Supplied records:

◆ ◆ ◆ ◆ ◆ ◆ ◆

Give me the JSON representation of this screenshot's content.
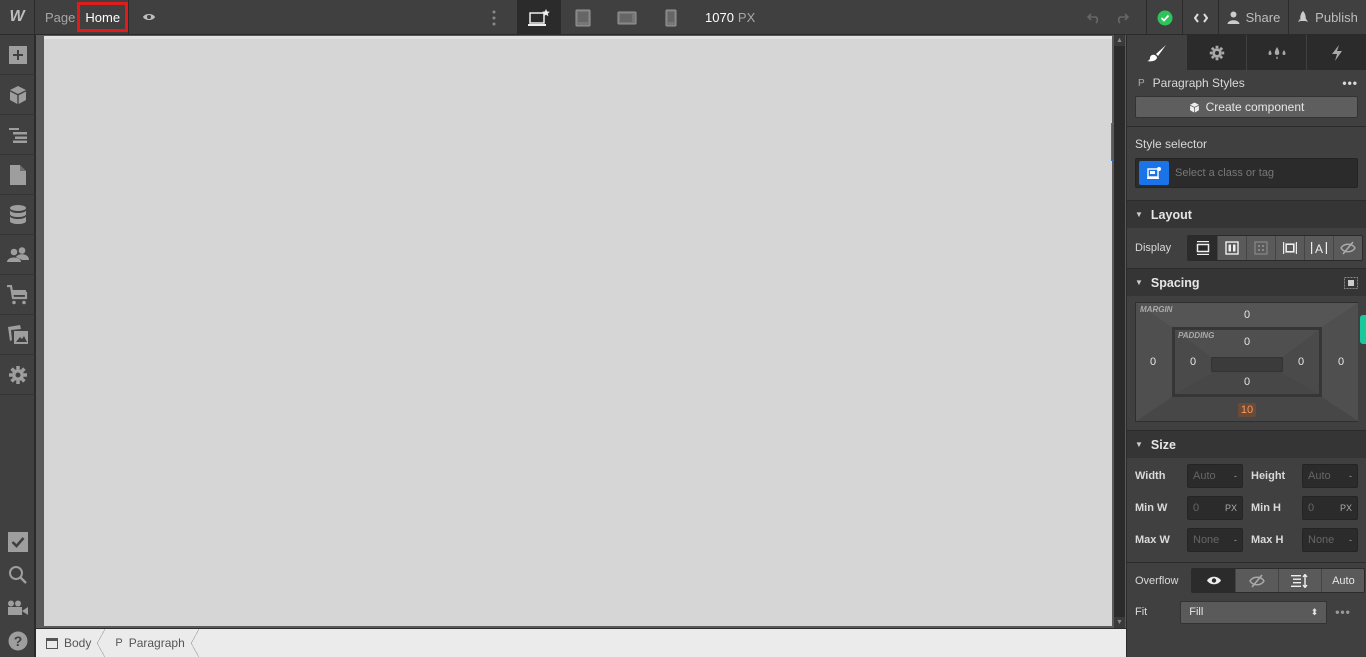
{
  "topbar": {
    "logo": "W",
    "page_label": "Page",
    "page_name": "Home",
    "canvas_width_value": "1070",
    "canvas_width_unit": "PX",
    "share_label": "Share",
    "publish_label": "Publish",
    "devices": [
      "desktop-base",
      "tablet",
      "mobile-landscape",
      "mobile-portrait"
    ]
  },
  "left_sidebar": {
    "top_items": [
      "add",
      "components",
      "navigator",
      "pages",
      "cms",
      "users",
      "ecommerce",
      "assets",
      "settings"
    ],
    "bottom_items": [
      "audit",
      "search",
      "tutorials",
      "help"
    ]
  },
  "breadcrumb": [
    {
      "icon": "body-icon",
      "label": "Body"
    },
    {
      "icon": "P",
      "label": "Paragraph"
    }
  ],
  "right_panel": {
    "tabs": [
      "style",
      "settings",
      "interactions-color",
      "interactions"
    ],
    "element_tag": "P",
    "element_title": "Paragraph Styles",
    "create_component": "Create component",
    "style_selector_label": "Style selector",
    "style_selector_placeholder": "Select a class or tag",
    "layout": {
      "title": "Layout",
      "display_label": "Display",
      "display_options": [
        "block",
        "flex",
        "grid",
        "inline-block",
        "inline",
        "none"
      ],
      "display_active": "block"
    },
    "spacing": {
      "title": "Spacing",
      "margin_label": "MARGIN",
      "padding_label": "PADDING",
      "margin": {
        "top": "0",
        "right": "0",
        "bottom": "10",
        "left": "0"
      },
      "padding": {
        "top": "0",
        "right": "0",
        "bottom": "0",
        "left": "0"
      }
    },
    "size": {
      "title": "Size",
      "width_label": "Width",
      "width_value": "Auto",
      "width_unit": "-",
      "height_label": "Height",
      "height_value": "Auto",
      "height_unit": "-",
      "min_w_label": "Min W",
      "min_w_value": "0",
      "min_w_unit": "PX",
      "min_h_label": "Min H",
      "min_h_value": "0",
      "min_h_unit": "PX",
      "max_w_label": "Max W",
      "max_w_value": "None",
      "max_w_unit": "-",
      "max_h_label": "Max H",
      "max_h_value": "None",
      "max_h_unit": "-",
      "overflow_label": "Overflow",
      "overflow_options": [
        "visible",
        "hidden",
        "scroll",
        "Auto"
      ],
      "overflow_active": "visible",
      "fit_label": "Fit",
      "fit_value": "Fill"
    }
  },
  "colors": {
    "accent_blue": "#1a73e8",
    "status_green": "#2ec45c",
    "highlight_red": "#e01b1b",
    "teal_handle": "#19c99b",
    "margin_orange": "#ff9955"
  }
}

◆ ◆ ◆ ◆ ◆ ◆ ◆

Exercise details: Every record above should be written out again exactly; the pictures stay out of the copy.

Answer to this task:
Give me the JSON representation of this screenshot's content.
{
  "topbar": {
    "logo": "W",
    "page_label": "Page",
    "page_name": "Home",
    "canvas_width_value": "1070",
    "canvas_width_unit": "PX",
    "share_label": "Share",
    "publish_label": "Publish",
    "devices": [
      "desktop-base",
      "tablet",
      "mobile-landscape",
      "mobile-portrait"
    ]
  },
  "left_sidebar": {
    "top_items": [
      "add",
      "components",
      "navigator",
      "pages",
      "cms",
      "users",
      "ecommerce",
      "assets",
      "settings"
    ],
    "bottom_items": [
      "audit",
      "search",
      "tutorials",
      "help"
    ]
  },
  "breadcrumb": [
    {
      "icon": "body-icon",
      "label": "Body"
    },
    {
      "icon": "P",
      "label": "Paragraph"
    }
  ],
  "right_panel": {
    "tabs": [
      "style",
      "settings",
      "interactions-color",
      "interactions"
    ],
    "element_tag": "P",
    "element_title": "Paragraph Styles",
    "create_component": "Create component",
    "style_selector_label": "Style selector",
    "style_selector_placeholder": "Select a class or tag",
    "layout": {
      "title": "Layout",
      "display_label": "Display",
      "display_options": [
        "block",
        "flex",
        "grid",
        "inline-block",
        "inline",
        "none"
      ],
      "display_active": "block"
    },
    "spacing": {
      "title": "Spacing",
      "margin_label": "MARGIN",
      "padding_label": "PADDING",
      "margin": {
        "top": "0",
        "right": "0",
        "bottom": "10",
        "left": "0"
      },
      "padding": {
        "top": "0",
        "right": "0",
        "bottom": "0",
        "left": "0"
      }
    },
    "size": {
      "title": "Size",
      "width_label": "Width",
      "width_value": "Auto",
      "width_unit": "-",
      "height_label": "Height",
      "height_value": "Auto",
      "height_unit": "-",
      "min_w_label": "Min W",
      "min_w_value": "0",
      "min_w_unit": "PX",
      "min_h_label": "Min H",
      "min_h_value": "0",
      "min_h_unit": "PX",
      "max_w_label": "Max W",
      "max_w_value": "None",
      "max_w_unit": "-",
      "max_h_label": "Max H",
      "max_h_value": "None",
      "max_h_unit": "-",
      "overflow_label": "Overflow",
      "overflow_options": [
        "visible",
        "hidden",
        "scroll",
        "Auto"
      ],
      "overflow_active": "visible",
      "fit_label": "Fit",
      "fit_value": "Fill"
    }
  },
  "colors": {
    "accent_blue": "#1a73e8",
    "status_green": "#2ec45c",
    "highlight_red": "#e01b1b",
    "teal_handle": "#19c99b",
    "margin_orange": "#ff9955"
  }
}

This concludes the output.